(begin)

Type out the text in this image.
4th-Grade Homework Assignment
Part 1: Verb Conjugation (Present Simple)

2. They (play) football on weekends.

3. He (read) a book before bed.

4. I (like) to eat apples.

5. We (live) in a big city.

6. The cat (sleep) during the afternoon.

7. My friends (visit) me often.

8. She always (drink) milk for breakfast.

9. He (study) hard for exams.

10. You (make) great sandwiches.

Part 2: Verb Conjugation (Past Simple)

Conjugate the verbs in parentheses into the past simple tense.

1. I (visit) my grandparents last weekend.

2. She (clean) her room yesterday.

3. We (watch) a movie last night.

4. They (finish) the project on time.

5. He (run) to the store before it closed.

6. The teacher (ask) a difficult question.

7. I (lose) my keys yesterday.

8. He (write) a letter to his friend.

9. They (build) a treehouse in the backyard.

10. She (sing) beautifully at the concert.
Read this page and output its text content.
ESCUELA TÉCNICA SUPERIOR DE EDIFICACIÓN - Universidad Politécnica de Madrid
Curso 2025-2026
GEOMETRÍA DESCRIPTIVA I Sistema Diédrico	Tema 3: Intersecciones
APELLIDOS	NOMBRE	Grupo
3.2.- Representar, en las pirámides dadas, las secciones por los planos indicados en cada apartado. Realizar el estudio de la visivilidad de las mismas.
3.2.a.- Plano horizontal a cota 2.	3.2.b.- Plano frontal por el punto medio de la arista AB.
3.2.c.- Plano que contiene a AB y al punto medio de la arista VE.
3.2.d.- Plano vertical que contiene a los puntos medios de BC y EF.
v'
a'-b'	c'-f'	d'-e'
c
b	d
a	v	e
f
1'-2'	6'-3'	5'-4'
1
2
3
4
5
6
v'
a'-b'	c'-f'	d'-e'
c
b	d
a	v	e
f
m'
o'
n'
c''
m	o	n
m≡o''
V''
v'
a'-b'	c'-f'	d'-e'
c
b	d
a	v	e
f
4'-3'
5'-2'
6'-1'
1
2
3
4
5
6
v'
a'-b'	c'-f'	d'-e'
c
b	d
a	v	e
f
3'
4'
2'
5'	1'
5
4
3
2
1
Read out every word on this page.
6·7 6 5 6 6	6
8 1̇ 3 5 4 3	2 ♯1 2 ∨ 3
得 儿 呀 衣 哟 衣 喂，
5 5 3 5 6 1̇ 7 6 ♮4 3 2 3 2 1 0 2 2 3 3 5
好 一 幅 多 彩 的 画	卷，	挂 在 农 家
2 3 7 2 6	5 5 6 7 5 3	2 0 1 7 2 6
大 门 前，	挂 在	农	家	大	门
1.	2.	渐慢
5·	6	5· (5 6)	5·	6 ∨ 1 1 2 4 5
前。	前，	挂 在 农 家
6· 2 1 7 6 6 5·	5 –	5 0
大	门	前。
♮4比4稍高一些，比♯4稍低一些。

(end)

Retype all of the data shown above, word for word.

Type out the text in this image.
4th-Grade Homework Assignment
Part 1: Verb Conjugation (Present Simple)

2. They (play) football on weekends.

3. He (read) a book before bed.

4. I (like) to eat apples.

5. We (live) in a big city.

6. The cat (sleep) during the afternoon.

7. My friends (visit) me often.

8. She always (drink) milk for breakfast.

9. He (study) hard for exams.

10. You (make) great sandwiches.

Part 2: Verb Conjugation (Past Simple)

Conjugate the verbs in parentheses into the past simple tense.

1. I (visit) my grandparents last weekend.

2. She (clean) her room yesterday.

3. We (watch) a movie last night.

4. They (finish) the project on time.

5. He (run) to the store before it closed.

6. The teacher (ask) a difficult question.

7. I (lose) my keys yesterday.

8. He (write) a letter to his friend.

9. They (build) a treehouse in the backyard.

10. She (sing) beautifully at the concert.
Read this page and output its text content.
ESCUELA TÉCNICA SUPERIOR DE EDIFICACIÓN - Universidad Politécnica de Madrid
Curso 2025-2026
GEOMETRÍA DESCRIPTIVA I Sistema Diédrico	Tema 3: Intersecciones
APELLIDOS	NOMBRE	Grupo
3.2.- Representar, en las pirámides dadas, las secciones por los planos indicados en cada apartado. Realizar el estudio de la visivilidad de las mismas.
3.2.a.- Plano horizontal a cota 2.	3.2.b.- Plano frontal por el punto medio de la arista AB.
3.2.c.- Plano que contiene a AB y al punto medio de la arista VE.
3.2.d.- Plano vertical que contiene a los puntos medios de BC y EF.
v'
a'-b'	c'-f'	d'-e'
c
b	d
a	v	e
f
1'-2'	6'-3'	5'-4'
1
2
3
4
5
6
v'
a'-b'	c'-f'	d'-e'
c
b	d
a	v	e
f
m'
o'
n'
c''
m	o	n
m≡o''
V''
v'
a'-b'	c'-f'	d'-e'
c
b	d
a	v	e
f
4'-3'
5'-2'
6'-1'
1
2
3
4
5
6
v'
a'-b'	c'-f'	d'-e'
c
b	d
a	v	e
f
3'
4'
2'
5'	1'
5
4
3
2
1
Read out every word on this page.
6·7 6 5 6 6	6
8 1̇ 3 5 4 3	2 ♯1 2 ∨ 3
得 儿 呀 衣 哟 衣 喂，
5 5 3 5 6 1̇ 7 6 ♮4 3 2 3 2 1 0 2 2 3 3 5
好 一 幅 多 彩 的 画	卷，	挂 在 农 家
2 3 7 2 6	5 5 6 7 5 3	2 0 1 7 2 6
大 门 前，	挂 在	农	家	大	门
1.	2.	渐慢
5·	6	5· (5 6)	5·	6 ∨ 1 1 2 4 5
前。	前，	挂 在 农 家
6· 2 1 7 6 6 5·	5 –	5 0
大	门	前。
♮4比4稍高一些，比♯4稍低一些。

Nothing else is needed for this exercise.